= Andrew Van Vranken Raymond =

American minister, educator and author

Andrew Van Vranken Raymond (8 August 1854 – 5 April 1918) was an American minister, educator and author; raised in the Dutch Reformed Faith in upstate New York. He was a graduate of Union College (Class of 1875), and was a pastor in the Dutch Reformed Church before becoming a Presbyterian minister. He later accepted the position as President of Union College (1894–1907). He accepted a call to the First Presbyterian Church in Buffalo, NY where he served as pastor until his death.

== Early life ==
Raymond was born in Visscher's Ferry (near Schenectady, New York) on 8 August 1854. He was the son of Henry A. Raymond, a minister in the Dutch Reformed faith, and Catherine Maria (Miller) Raymond, he attended Troy High School and entered Union College in 1872 as a sophomore. He played baseball, edited the College Spectator, joined the Union Navy (boating club) and was a member of the Alpha Delta Phi fraternity, graduating in 1875. He then attended New Brunswick Theological Seminary in 1878.and was ordained as a minister in 1878.

On 24 September 1879, he married Margaret Morris Thomas of Middleville, NY, who died June 11, 1907; they had two sons and a daughter.

_DATA ENTRIES_:
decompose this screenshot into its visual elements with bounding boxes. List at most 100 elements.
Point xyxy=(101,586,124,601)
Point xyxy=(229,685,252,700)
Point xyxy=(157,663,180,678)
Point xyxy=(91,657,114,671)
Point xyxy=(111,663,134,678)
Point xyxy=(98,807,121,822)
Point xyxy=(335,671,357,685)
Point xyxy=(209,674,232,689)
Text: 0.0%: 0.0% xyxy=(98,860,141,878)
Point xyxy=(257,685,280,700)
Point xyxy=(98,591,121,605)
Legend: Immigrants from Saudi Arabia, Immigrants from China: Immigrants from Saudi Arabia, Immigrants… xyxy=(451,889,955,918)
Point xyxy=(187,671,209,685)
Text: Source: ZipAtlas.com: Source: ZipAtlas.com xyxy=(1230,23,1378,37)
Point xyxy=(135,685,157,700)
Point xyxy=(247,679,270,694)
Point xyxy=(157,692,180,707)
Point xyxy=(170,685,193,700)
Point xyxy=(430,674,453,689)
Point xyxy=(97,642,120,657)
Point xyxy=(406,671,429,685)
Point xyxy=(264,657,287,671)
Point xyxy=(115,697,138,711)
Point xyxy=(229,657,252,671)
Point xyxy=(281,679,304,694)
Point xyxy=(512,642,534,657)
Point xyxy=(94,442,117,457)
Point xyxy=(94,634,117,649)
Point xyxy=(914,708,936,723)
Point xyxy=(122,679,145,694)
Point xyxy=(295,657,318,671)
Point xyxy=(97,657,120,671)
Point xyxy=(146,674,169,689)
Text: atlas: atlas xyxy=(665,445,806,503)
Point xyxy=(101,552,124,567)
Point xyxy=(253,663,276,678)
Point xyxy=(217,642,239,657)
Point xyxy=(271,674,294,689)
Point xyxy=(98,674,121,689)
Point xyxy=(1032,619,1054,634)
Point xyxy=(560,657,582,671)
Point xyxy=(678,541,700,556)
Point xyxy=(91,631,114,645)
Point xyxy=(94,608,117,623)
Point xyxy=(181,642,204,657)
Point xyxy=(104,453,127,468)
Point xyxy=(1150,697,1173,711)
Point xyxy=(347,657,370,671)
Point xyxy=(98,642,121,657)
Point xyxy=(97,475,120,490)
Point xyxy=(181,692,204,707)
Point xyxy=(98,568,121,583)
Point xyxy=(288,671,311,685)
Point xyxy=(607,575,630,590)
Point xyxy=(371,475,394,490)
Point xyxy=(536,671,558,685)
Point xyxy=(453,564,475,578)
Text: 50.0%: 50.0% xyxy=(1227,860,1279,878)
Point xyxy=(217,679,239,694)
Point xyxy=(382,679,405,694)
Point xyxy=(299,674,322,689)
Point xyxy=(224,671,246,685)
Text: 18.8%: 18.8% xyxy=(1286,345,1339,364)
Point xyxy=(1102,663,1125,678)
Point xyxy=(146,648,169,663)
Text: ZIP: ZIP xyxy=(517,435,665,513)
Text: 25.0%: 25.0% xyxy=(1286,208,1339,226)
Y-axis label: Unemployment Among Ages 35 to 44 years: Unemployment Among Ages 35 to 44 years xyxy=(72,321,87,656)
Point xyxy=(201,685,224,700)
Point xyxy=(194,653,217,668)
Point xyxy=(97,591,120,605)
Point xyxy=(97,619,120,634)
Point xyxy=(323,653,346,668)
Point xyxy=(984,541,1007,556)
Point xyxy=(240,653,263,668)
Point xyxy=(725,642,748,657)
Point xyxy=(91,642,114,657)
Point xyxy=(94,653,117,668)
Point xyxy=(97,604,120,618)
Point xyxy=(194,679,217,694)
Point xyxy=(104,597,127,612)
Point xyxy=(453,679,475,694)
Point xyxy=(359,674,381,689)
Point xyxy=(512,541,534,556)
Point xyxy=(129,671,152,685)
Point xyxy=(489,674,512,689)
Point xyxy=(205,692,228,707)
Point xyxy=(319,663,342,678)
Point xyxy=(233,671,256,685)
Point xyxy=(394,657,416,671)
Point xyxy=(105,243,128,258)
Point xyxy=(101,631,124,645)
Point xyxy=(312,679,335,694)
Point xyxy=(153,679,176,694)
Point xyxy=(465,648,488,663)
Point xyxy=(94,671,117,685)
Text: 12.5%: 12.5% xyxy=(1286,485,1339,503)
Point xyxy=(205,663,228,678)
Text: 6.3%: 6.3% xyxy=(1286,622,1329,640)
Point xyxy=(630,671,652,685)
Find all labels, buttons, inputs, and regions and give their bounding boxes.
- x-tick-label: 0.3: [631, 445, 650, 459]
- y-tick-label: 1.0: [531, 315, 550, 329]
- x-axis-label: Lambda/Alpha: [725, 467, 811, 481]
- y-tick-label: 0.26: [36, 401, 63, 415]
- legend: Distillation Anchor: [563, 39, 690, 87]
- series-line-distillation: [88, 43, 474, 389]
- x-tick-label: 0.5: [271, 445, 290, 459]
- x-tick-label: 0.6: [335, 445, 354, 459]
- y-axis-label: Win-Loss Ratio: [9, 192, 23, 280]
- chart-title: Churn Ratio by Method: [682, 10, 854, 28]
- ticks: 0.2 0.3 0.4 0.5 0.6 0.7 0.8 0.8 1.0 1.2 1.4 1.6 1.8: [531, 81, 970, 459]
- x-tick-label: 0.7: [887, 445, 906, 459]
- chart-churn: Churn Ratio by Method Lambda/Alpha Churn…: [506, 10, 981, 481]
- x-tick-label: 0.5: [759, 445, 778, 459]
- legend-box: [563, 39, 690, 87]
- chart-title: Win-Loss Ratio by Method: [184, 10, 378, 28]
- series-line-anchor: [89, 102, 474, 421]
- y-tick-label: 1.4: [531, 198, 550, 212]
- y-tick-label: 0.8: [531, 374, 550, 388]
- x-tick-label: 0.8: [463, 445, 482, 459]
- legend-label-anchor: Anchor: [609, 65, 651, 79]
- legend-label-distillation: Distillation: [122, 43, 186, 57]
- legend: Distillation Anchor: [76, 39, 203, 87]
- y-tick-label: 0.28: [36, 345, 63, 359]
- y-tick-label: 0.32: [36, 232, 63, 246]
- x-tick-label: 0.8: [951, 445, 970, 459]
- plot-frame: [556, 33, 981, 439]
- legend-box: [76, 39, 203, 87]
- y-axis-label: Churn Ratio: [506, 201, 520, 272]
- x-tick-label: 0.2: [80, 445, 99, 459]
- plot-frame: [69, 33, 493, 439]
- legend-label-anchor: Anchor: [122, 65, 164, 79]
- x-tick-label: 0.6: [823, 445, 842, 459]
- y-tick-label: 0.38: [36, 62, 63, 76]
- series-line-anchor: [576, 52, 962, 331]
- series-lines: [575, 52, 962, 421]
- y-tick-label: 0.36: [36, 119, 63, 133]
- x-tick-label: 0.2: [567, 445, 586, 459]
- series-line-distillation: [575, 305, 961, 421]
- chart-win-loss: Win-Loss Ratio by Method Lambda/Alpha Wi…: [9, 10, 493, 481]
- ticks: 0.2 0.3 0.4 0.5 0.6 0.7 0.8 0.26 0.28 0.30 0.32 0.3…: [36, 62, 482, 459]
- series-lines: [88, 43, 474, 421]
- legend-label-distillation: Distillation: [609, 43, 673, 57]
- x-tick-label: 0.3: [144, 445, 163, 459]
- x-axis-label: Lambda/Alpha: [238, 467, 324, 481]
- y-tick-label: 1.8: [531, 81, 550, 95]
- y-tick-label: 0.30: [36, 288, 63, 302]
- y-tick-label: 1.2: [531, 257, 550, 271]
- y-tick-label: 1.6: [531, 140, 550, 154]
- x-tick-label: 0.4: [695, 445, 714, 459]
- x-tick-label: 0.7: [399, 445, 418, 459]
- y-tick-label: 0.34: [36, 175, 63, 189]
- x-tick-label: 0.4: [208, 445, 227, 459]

_GIVEN EXERCISE 1_: Duplicate the part of the Raymond biography that opens with the words containing "Andrew Van Vranken Raymond (8" and closes with "until his death.".
_GIVEN EXERCISE 2_: List every activity the Raymond biography says he took part in while a student at Union College.

_TASK RESPONSE 1_:
Andrew Van Vranken Raymond (8 August 1854 – 5 April 1918) was an American minister, educator and author; raised in the Dutch Reformed Faith in upstate New York. He was a graduate of Union College (Class of 1875), and was a pastor in the Dutch Reformed Church before becoming a Presbyterian minister. He later accepted the position as President of Union College (1894–1907). He accepted a call to the First Presbyterian Church in Buffalo, NY where he served as pastor until his death.

_TASK RESPONSE 2_:
- Played baseball
- Edited the College Spectator
- Joined the Union Navy (boating club)
- Was a member of the Alpha Delta Phi fraternity